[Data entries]

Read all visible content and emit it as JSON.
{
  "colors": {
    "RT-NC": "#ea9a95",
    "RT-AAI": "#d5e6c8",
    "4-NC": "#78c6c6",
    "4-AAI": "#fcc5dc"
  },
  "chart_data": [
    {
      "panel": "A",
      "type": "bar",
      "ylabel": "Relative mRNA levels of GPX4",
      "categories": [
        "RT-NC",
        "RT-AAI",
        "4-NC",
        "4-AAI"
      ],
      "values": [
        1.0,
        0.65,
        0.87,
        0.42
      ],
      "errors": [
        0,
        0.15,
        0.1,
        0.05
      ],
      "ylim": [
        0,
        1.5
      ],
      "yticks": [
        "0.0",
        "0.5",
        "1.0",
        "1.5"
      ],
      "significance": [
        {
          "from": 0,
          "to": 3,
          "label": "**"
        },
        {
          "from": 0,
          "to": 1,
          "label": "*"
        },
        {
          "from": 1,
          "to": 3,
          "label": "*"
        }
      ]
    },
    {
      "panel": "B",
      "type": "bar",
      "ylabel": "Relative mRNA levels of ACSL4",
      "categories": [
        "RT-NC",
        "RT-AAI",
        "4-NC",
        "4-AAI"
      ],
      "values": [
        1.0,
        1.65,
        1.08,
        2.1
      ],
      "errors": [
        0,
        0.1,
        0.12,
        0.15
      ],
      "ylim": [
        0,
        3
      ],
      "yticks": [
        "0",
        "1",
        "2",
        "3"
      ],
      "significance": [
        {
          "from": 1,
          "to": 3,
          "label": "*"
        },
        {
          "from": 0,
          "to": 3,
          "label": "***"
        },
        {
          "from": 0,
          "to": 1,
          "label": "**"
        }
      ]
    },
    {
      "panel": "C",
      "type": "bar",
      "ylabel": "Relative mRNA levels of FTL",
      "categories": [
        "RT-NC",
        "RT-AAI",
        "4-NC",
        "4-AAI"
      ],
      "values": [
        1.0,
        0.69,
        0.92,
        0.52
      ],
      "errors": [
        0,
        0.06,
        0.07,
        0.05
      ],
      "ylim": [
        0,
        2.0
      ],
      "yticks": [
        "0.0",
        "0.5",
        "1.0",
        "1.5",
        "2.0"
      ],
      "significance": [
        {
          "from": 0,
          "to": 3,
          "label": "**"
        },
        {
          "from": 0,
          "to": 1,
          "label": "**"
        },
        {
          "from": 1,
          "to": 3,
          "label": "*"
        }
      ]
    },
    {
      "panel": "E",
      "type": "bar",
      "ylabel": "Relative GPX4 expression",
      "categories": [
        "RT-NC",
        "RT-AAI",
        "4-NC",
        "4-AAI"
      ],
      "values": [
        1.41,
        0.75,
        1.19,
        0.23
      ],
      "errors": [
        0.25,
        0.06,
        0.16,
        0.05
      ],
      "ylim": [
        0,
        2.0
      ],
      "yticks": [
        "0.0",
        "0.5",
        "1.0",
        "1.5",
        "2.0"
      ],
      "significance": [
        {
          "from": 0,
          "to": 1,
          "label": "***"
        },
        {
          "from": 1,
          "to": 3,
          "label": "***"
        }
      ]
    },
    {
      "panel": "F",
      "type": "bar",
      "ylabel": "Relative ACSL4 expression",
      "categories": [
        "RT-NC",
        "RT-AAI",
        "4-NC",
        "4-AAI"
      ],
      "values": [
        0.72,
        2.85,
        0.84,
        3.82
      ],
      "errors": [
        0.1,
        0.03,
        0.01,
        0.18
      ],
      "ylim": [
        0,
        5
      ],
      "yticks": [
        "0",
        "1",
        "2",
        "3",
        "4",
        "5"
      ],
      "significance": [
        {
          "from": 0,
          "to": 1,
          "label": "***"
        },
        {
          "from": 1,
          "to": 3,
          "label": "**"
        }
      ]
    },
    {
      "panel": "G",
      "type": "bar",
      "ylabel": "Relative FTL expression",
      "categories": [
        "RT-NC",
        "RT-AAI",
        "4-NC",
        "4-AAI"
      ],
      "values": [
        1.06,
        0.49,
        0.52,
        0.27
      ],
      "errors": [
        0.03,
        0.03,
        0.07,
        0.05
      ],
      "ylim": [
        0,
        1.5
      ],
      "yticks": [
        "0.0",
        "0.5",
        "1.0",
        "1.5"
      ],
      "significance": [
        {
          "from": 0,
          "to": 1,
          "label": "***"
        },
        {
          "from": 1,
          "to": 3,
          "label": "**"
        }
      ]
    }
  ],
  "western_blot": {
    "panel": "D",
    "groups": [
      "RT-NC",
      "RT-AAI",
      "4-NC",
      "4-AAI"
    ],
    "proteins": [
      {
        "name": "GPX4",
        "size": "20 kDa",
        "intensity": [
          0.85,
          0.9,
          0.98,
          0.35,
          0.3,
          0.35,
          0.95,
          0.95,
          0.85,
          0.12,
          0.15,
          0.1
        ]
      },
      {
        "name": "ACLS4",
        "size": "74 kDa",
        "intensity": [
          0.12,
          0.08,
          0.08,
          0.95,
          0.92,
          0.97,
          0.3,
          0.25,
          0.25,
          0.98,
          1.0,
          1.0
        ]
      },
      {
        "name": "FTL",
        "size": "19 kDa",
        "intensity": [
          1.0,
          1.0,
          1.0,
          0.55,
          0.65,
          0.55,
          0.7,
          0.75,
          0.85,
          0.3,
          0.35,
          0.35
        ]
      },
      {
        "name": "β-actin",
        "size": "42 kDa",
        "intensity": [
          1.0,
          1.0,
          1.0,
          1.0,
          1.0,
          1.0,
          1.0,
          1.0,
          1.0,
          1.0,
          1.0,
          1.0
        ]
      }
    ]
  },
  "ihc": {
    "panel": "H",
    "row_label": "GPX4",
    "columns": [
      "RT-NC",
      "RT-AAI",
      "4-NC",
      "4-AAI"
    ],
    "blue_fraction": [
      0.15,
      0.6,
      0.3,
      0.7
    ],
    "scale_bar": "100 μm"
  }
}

What you are asked to do>
Restate the entries above word for word.

Solution for this task>
Read all visible content and emit it as JSON.
{
  "colors": {
    "RT-NC": "#ea9a95",
    "RT-AAI": "#d5e6c8",
    "4-NC": "#78c6c6",
    "4-AAI": "#fcc5dc"
  },
  "chart_data": [
    {
      "panel": "A",
      "type": "bar",
      "ylabel": "Relative mRNA levels of GPX4",
      "categories": [
        "RT-NC",
        "RT-AAI",
        "4-NC",
        "4-AAI"
      ],
      "values": [
        1.0,
        0.65,
        0.87,
        0.42
      ],
      "errors": [
        0,
        0.15,
        0.1,
        0.05
      ],
      "ylim": [
        0,
        1.5
      ],
      "yticks": [
        "0.0",
        "0.5",
        "1.0",
        "1.5"
      ],
      "significance": [
        {
          "from": 0,
          "to": 3,
          "label": "**"
        },
        {
          "from": 0,
          "to": 1,
          "label": "*"
        },
        {
          "from": 1,
          "to": 3,
          "label": "*"
        }
      ]
    },
    {
      "panel": "B",
      "type": "bar",
      "ylabel": "Relative mRNA levels of ACSL4",
      "categories": [
        "RT-NC",
        "RT-AAI",
        "4-NC",
        "4-AAI"
      ],
      "values": [
        1.0,
        1.65,
        1.08,
        2.1
      ],
      "errors": [
        0,
        0.1,
        0.12,
        0.15
      ],
      "ylim": [
        0,
        3
      ],
      "yticks": [
        "0",
        "1",
        "2",
        "3"
      ],
      "significance": [
        {
          "from": 1,
          "to": 3,
          "label": "*"
        },
        {
          "from": 0,
          "to": 3,
          "label": "***"
        },
        {
          "from": 0,
          "to": 1,
          "label": "**"
        }
      ]
    },
    {
      "panel": "C",
      "type": "bar",
      "ylabel": "Relative mRNA levels of FTL",
      "categories": [
        "RT-NC",
        "RT-AAI",
        "4-NC",
        "4-AAI"
      ],
      "values": [
        1.0,
        0.69,
        0.92,
        0.52
      ],
      "errors": [
        0,
        0.06,
        0.07,
        0.05
      ],
      "ylim": [
        0,
        2.0
      ],
      "yticks": [
        "0.0",
        "0.5",
        "1.0",
        "1.5",
        "2.0"
      ],
      "significance": [
        {
          "from": 0,
          "to": 3,
          "label": "**"
        },
        {
          "from": 0,
          "to": 1,
          "label": "**"
        },
        {
          "from": 1,
          "to": 3,
          "label": "*"
        }
      ]
    },
    {
      "panel": "E",
      "type": "bar",
      "ylabel": "Relative GPX4 expression",
      "categories": [
        "RT-NC",
        "RT-AAI",
        "4-NC",
        "4-AAI"
      ],
      "values": [
        1.41,
        0.75,
        1.19,
        0.23
      ],
      "errors": [
        0.25,
        0.06,
        0.16,
        0.05
      ],
      "ylim": [
        0,
        2.0
      ],
      "yticks": [
        "0.0",
        "0.5",
        "1.0",
        "1.5",
        "2.0"
      ],
      "significance": [
        {
          "from": 0,
          "to": 1,
          "label": "***"
        },
        {
          "from": 1,
          "to": 3,
          "label": "***"
        }
      ]
    },
    {
      "panel": "F",
      "type": "bar",
      "ylabel": "Relative ACSL4 expression",
      "categories": [
        "RT-NC",
        "RT-AAI",
        "4-NC",
        "4-AAI"
      ],
      "values": [
        0.72,
        2.85,
        0.84,
        3.82
      ],
      "errors": [
        0.1,
        0.03,
        0.01,
        0.18
      ],
      "ylim": [
        0,
        5
      ],
      "yticks": [
        "0",
        "1",
        "2",
        "3",
        "4",
        "5"
      ],
      "significance": [
        {
          "from": 0,
          "to": 1,
          "label": "***"
        },
        {
          "from": 1,
          "to": 3,
          "label": "**"
        }
      ]
    },
    {
      "panel": "G",
      "type": "bar",
      "ylabel": "Relative FTL expression",
      "categories": [
        "RT-NC",
        "RT-AAI",
        "4-NC",
        "4-AAI"
      ],
      "values": [
        1.06,
        0.49,
        0.52,
        0.27
      ],
      "errors": [
        0.03,
        0.03,
        0.07,
        0.05
      ],
      "ylim": [
        0,
        1.5
      ],
      "yticks": [
        "0.0",
        "0.5",
        "1.0",
        "1.5"
      ],
      "significance": [
        {
          "from": 0,
          "to": 1,
          "label": "***"
        },
        {
          "from": 1,
          "to": 3,
          "label": "**"
        }
      ]
    }
  ],
  "western_blot": {
    "panel": "D",
    "groups": [
      "RT-NC",
      "RT-AAI",
      "4-NC",
      "4-AAI"
    ],
    "proteins": [
      {
        "name": "GPX4",
        "size": "20 kDa",
        "intensity": [
          0.85,
          0.9,
          0.98,
          0.35,
          0.3,
          0.35,
          0.95,
          0.95,
          0.85,
          0.12,
          0.15,
          0.1
        ]
      },
      {
        "name": "ACLS4",
        "size": "74 kDa",
        "intensity": [
          0.12,
          0.08,
          0.08,
          0.95,
          0.92,
          0.97,
          0.3,
          0.25,
          0.25,
          0.98,
          1.0,
          1.0
        ]
      },
      {
        "name": "FTL",
        "size": "19 kDa",
        "intensity": [
          1.0,
          1.0,
          1.0,
          0.55,
          0.65,
          0.55,
          0.7,
          0.75,
          0.85,
          0.3,
          0.35,
          0.35
        ]
      },
      {
        "name": "β-actin",
        "size": "42 kDa",
        "intensity": [
          1.0,
          1.0,
          1.0,
          1.0,
          1.0,
          1.0,
          1.0,
          1.0,
          1.0,
          1.0,
          1.0,
          1.0
        ]
      }
    ]
  },
  "ihc": {
    "panel": "H",
    "row_label": "GPX4",
    "columns": [
      "RT-NC",
      "RT-AAI",
      "4-NC",
      "4-AAI"
    ],
    "blue_fraction": [
      0.15,
      0.6,
      0.3,
      0.7
    ],
    "scale_bar": "100 μm"
  }
}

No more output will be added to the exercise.